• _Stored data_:
________________________

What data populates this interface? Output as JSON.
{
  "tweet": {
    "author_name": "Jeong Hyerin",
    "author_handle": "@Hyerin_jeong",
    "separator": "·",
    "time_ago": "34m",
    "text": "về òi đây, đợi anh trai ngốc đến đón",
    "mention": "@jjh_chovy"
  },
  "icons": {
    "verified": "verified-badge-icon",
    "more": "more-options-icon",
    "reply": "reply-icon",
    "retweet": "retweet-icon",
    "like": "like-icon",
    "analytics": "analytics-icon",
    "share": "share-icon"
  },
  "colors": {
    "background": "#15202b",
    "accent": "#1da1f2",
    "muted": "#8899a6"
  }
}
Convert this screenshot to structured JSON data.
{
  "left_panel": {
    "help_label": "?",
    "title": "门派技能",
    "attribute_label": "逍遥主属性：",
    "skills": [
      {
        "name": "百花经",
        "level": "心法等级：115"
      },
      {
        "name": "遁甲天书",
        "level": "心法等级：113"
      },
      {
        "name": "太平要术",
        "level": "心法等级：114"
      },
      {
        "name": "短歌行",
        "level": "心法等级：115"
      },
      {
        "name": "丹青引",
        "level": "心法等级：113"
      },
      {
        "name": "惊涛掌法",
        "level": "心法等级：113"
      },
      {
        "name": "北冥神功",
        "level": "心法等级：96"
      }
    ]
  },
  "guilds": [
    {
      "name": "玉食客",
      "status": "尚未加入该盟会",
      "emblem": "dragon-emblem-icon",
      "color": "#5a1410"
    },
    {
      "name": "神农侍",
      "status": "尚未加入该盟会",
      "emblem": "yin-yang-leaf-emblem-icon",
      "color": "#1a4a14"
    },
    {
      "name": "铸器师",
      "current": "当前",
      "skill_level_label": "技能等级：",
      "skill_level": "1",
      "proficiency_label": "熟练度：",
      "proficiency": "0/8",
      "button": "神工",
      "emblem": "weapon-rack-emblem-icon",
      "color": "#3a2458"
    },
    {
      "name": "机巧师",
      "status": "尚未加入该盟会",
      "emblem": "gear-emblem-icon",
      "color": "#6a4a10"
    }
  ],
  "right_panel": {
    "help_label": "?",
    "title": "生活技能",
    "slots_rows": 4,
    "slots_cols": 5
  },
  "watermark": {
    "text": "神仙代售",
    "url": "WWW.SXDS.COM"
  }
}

________________________

• _WHAT IS ASKED_:
Exactly as written above, please repeat the entries.

• _TASK RESULT_:
What data populates this interface? Output as JSON.
{
  "tweet": {
    "author_name": "Jeong Hyerin",
    "author_handle": "@Hyerin_jeong",
    "separator": "·",
    "time_ago": "34m",
    "text": "về òi đây, đợi anh trai ngốc đến đón",
    "mention": "@jjh_chovy"
  },
  "icons": {
    "verified": "verified-badge-icon",
    "more": "more-options-icon",
    "reply": "reply-icon",
    "retweet": "retweet-icon",
    "like": "like-icon",
    "analytics": "analytics-icon",
    "share": "share-icon"
  },
  "colors": {
    "background": "#15202b",
    "accent": "#1da1f2",
    "muted": "#8899a6"
  }
}
Convert this screenshot to structured JSON data.
{
  "left_panel": {
    "help_label": "?",
    "title": "门派技能",
    "attribute_label": "逍遥主属性：",
    "skills": [
      {
        "name": "百花经",
        "level": "心法等级：115"
      },
      {
        "name": "遁甲天书",
        "level": "心法等级：113"
      },
      {
        "name": "太平要术",
        "level": "心法等级：114"
      },
      {
        "name": "短歌行",
        "level": "心法等级：115"
      },
      {
        "name": "丹青引",
        "level": "心法等级：113"
      },
      {
        "name": "惊涛掌法",
        "level": "心法等级：113"
      },
      {
        "name": "北冥神功",
        "level": "心法等级：96"
      }
    ]
  },
  "guilds": [
    {
      "name": "玉食客",
      "status": "尚未加入该盟会",
      "emblem": "dragon-emblem-icon",
      "color": "#5a1410"
    },
    {
      "name": "神农侍",
      "status": "尚未加入该盟会",
      "emblem": "yin-yang-leaf-emblem-icon",
      "color": "#1a4a14"
    },
    {
      "name": "铸器师",
      "current": "当前",
      "skill_level_label": "技能等级：",
      "skill_level": "1",
      "proficiency_label": "熟练度：",
      "proficiency": "0/8",
      "button": "神工",
      "emblem": "weapon-rack-emblem-icon",
      "color": "#3a2458"
    },
    {
      "name": "机巧师",
      "status": "尚未加入该盟会",
      "emblem": "gear-emblem-icon",
      "color": "#6a4a10"
    }
  ],
  "right_panel": {
    "help_label": "?",
    "title": "生活技能",
    "slots_rows": 4,
    "slots_cols": 5
  },
  "watermark": {
    "text": "神仙代售",
    "url": "WWW.SXDS.COM"
  }
}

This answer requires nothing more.